[Stated goal] Please copy every line of the records below that holds the word "this".
━━ Records shown ━━
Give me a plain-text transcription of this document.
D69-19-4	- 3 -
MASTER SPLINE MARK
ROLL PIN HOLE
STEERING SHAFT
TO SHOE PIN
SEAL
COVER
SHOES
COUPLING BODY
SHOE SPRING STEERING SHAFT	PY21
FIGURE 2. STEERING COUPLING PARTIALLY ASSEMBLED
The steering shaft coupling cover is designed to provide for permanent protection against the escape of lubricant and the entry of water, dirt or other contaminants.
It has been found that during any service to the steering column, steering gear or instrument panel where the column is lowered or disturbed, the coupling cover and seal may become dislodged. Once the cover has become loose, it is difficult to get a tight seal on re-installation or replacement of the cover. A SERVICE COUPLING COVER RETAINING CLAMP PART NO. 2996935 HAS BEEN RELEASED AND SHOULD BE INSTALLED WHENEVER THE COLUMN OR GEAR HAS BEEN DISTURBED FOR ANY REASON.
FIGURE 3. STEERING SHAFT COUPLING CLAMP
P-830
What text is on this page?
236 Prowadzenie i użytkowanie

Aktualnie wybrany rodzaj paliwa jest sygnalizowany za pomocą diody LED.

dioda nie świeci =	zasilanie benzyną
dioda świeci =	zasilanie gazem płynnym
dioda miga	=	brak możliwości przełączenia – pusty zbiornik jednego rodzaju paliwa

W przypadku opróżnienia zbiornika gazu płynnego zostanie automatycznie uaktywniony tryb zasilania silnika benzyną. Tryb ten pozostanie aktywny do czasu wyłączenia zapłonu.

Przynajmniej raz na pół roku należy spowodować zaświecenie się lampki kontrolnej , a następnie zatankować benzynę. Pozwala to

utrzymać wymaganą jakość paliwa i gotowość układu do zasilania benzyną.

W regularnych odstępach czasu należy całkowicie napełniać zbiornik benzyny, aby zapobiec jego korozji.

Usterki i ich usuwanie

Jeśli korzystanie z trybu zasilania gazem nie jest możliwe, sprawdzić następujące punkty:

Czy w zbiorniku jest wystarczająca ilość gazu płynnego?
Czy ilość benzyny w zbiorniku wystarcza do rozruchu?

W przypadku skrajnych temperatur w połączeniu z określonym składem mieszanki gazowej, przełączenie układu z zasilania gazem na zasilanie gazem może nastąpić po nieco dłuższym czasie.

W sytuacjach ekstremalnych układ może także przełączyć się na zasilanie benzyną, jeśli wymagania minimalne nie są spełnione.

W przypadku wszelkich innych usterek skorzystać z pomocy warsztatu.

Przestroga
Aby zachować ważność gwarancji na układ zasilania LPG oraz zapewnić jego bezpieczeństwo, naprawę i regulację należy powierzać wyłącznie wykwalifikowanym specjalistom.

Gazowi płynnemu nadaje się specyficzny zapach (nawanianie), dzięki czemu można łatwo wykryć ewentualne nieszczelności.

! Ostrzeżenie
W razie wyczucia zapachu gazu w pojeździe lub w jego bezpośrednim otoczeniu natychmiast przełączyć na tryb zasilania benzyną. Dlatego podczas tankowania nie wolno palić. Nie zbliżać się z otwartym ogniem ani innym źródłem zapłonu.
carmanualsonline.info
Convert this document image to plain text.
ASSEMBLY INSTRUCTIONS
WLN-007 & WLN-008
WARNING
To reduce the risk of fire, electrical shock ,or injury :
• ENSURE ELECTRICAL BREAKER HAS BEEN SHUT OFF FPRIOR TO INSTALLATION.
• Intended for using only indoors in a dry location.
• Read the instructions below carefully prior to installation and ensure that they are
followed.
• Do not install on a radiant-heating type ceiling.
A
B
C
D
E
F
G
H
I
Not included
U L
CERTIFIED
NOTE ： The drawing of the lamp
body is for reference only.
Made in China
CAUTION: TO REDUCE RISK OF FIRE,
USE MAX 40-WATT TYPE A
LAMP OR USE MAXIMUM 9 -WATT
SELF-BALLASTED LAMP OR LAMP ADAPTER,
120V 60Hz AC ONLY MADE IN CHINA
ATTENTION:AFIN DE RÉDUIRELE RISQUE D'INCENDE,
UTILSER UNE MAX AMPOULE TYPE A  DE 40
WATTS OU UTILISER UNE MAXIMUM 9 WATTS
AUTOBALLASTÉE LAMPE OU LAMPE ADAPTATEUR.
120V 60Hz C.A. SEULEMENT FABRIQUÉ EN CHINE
━━━
[Answer to the task]
Give me a plain-text transcription of this document.
What text is on this page?
Convert this document image to plain text.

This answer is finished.